◆ **ENTRIES SHOWN**:
--

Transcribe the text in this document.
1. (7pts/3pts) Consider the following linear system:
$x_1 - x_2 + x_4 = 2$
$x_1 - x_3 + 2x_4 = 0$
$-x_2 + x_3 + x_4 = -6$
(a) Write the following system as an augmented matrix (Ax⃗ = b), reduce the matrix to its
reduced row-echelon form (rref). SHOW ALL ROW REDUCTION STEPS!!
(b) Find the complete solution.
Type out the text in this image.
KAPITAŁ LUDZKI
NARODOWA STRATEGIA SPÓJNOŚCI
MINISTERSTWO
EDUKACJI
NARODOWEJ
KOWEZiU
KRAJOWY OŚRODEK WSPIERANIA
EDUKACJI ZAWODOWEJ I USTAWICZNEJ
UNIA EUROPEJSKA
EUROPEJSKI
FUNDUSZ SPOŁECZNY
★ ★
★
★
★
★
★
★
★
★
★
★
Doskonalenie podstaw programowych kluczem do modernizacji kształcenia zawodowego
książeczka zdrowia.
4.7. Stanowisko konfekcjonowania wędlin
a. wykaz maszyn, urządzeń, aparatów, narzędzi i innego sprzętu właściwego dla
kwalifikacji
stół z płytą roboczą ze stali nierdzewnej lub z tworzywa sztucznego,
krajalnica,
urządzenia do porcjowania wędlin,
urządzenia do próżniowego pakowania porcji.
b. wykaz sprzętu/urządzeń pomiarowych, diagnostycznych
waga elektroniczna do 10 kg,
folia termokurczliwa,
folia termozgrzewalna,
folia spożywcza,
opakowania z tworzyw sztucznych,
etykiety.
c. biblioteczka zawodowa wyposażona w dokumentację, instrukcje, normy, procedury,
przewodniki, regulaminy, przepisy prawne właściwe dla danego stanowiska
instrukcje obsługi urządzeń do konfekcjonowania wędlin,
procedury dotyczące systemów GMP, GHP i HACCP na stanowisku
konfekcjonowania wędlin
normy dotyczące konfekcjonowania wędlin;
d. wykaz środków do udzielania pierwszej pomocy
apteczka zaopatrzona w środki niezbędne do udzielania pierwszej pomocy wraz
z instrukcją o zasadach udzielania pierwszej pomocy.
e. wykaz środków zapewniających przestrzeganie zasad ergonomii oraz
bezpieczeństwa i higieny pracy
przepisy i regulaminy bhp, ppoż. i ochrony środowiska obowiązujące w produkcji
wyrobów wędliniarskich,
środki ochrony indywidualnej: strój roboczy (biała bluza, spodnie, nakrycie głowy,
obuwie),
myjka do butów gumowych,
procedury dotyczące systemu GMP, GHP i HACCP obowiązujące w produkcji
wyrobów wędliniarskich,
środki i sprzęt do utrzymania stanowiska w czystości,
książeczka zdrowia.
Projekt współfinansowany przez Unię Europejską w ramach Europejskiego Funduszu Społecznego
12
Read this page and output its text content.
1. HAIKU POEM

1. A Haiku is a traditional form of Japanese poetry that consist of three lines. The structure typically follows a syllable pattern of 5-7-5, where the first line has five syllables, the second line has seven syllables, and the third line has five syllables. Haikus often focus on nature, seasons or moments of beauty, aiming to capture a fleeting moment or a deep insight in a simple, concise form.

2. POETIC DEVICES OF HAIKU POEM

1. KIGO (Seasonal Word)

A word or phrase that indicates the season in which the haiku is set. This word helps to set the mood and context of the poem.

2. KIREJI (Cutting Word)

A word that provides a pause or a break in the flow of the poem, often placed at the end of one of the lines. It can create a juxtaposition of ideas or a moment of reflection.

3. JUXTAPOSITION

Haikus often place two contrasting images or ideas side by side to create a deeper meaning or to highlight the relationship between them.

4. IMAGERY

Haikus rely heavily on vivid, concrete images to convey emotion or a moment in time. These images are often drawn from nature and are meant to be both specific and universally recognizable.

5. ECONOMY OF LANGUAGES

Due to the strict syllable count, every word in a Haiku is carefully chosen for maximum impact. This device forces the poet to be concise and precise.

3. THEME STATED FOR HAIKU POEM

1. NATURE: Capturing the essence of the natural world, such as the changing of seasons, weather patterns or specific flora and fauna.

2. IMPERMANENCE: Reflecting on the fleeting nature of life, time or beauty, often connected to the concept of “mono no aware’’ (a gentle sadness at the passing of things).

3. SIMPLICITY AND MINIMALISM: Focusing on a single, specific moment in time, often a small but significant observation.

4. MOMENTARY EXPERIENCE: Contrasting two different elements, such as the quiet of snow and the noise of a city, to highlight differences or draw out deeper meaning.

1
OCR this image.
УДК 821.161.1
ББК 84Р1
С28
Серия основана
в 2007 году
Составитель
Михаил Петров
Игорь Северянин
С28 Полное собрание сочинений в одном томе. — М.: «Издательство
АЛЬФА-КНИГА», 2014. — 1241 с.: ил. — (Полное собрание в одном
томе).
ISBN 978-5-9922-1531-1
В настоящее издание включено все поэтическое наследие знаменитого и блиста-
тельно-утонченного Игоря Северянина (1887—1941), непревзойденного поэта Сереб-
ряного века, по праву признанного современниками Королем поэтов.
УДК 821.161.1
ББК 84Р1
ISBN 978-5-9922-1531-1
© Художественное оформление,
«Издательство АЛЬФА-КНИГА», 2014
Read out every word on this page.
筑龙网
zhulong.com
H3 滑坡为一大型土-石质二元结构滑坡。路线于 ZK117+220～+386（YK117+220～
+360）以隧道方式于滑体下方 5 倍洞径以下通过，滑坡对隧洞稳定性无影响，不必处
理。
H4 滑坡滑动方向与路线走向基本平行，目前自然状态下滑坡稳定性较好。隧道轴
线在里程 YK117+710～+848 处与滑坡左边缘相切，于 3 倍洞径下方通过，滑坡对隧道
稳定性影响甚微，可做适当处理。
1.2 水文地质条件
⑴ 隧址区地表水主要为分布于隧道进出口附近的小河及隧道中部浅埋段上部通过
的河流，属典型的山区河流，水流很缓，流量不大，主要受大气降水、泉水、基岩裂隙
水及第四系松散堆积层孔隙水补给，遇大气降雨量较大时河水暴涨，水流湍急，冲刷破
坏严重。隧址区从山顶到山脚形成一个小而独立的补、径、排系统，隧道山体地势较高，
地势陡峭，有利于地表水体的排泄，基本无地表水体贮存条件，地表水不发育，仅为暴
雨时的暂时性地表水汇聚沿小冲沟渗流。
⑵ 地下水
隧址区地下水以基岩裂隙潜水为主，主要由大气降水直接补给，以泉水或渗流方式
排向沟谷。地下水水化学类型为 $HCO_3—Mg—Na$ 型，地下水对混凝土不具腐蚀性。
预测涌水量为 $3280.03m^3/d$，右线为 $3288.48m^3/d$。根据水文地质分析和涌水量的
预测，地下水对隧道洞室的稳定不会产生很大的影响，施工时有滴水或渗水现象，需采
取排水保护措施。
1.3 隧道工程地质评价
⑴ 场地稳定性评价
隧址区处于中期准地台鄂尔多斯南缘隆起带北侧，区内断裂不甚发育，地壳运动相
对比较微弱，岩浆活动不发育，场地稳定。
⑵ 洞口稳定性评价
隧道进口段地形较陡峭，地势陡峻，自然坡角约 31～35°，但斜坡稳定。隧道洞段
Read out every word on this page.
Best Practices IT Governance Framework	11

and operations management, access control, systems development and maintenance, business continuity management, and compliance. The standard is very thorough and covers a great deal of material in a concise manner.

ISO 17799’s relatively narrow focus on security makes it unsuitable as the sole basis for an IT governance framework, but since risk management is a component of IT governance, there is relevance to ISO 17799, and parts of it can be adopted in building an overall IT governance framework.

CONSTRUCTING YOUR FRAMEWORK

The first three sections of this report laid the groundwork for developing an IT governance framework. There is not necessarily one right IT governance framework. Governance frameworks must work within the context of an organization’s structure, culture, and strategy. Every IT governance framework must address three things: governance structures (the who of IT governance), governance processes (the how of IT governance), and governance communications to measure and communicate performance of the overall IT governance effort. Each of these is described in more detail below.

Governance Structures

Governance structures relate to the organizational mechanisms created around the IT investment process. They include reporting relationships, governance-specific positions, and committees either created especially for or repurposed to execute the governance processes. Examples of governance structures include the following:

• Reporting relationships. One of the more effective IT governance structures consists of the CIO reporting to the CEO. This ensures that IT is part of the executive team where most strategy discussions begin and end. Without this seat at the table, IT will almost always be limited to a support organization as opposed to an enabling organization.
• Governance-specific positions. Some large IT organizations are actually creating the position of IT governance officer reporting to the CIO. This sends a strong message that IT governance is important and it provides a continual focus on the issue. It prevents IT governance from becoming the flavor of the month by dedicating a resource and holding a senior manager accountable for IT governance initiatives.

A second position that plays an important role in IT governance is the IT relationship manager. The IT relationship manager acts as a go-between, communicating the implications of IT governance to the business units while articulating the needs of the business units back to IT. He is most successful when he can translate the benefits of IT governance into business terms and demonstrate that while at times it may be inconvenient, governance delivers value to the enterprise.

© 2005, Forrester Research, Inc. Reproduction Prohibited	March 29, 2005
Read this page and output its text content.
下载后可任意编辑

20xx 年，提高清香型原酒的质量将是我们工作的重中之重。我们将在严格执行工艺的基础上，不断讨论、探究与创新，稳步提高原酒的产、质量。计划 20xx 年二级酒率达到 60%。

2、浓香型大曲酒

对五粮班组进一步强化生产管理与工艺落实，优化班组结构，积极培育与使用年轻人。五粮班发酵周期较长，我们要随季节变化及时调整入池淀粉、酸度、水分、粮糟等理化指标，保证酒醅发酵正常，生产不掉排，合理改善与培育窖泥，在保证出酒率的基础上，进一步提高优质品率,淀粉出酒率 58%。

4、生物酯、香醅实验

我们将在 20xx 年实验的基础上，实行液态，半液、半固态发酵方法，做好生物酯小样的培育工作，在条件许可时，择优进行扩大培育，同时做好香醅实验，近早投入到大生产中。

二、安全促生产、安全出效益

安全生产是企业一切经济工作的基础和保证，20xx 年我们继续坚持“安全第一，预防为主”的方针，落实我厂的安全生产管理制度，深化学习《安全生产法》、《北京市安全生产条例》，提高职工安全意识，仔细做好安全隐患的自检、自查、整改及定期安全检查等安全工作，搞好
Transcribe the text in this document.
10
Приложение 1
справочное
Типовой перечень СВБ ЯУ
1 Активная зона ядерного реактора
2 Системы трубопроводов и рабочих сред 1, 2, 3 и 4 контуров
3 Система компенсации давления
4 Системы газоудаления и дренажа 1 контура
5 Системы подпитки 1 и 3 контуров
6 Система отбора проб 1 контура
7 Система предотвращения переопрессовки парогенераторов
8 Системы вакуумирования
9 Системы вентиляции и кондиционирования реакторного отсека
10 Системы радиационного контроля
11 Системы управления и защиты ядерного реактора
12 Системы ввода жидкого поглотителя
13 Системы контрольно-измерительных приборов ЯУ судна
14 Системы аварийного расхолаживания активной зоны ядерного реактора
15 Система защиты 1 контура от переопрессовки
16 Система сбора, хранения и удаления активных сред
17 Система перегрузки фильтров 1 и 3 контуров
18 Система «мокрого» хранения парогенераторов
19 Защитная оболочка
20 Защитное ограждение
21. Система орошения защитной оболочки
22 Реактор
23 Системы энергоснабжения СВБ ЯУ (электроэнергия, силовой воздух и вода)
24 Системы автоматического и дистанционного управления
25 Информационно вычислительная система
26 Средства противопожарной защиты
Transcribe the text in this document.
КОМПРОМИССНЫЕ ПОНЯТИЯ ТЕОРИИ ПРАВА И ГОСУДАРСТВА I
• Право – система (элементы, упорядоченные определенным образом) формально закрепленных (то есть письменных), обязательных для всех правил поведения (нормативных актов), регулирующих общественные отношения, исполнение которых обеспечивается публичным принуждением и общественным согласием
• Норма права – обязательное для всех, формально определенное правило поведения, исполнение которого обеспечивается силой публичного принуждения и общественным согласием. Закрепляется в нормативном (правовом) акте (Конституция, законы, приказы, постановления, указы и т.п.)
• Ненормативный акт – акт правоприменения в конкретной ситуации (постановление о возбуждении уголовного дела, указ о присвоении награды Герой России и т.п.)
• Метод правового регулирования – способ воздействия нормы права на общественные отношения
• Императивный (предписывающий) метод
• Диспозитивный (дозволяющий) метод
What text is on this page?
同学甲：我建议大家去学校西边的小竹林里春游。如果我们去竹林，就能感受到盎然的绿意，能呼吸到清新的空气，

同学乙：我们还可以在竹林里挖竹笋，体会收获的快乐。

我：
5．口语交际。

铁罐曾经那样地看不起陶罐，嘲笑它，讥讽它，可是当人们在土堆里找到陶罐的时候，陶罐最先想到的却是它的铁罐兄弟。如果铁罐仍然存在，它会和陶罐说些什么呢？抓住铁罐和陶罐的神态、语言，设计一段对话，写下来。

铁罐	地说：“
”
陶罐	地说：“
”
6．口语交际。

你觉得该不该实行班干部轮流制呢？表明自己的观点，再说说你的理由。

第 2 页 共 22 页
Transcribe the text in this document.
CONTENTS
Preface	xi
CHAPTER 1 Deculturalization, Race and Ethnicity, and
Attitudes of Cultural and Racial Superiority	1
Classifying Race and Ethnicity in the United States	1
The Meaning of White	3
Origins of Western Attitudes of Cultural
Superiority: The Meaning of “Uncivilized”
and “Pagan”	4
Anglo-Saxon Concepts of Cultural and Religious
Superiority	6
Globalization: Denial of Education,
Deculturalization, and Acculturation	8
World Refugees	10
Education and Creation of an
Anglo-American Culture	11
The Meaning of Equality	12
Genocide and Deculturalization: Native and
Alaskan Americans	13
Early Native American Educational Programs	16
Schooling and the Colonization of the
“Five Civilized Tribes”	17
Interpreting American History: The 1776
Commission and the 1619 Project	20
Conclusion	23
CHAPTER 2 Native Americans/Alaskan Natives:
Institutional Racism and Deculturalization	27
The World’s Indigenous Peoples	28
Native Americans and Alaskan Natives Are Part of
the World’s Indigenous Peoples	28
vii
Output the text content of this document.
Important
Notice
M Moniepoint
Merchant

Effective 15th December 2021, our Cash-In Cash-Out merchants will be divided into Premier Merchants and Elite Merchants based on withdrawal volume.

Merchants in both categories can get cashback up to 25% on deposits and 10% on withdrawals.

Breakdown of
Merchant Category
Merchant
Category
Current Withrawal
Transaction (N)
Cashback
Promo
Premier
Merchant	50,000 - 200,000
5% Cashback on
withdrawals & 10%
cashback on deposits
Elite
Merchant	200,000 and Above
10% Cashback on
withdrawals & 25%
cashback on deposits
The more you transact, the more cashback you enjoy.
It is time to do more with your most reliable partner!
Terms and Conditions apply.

--

Check each line of the records above for "отношения", and copy those that have it.

• Право – система (элементы, упорядоченные определенным образом) формально закрепленных (то есть письменных), обязательных для всех правил поведения (нормативных актов), регулирующих общественные отношения, исполнение которых обеспечивается публичным принуждением и общественным согласием
• Метод правового регулирования – способ воздействия нормы права на общественные отношения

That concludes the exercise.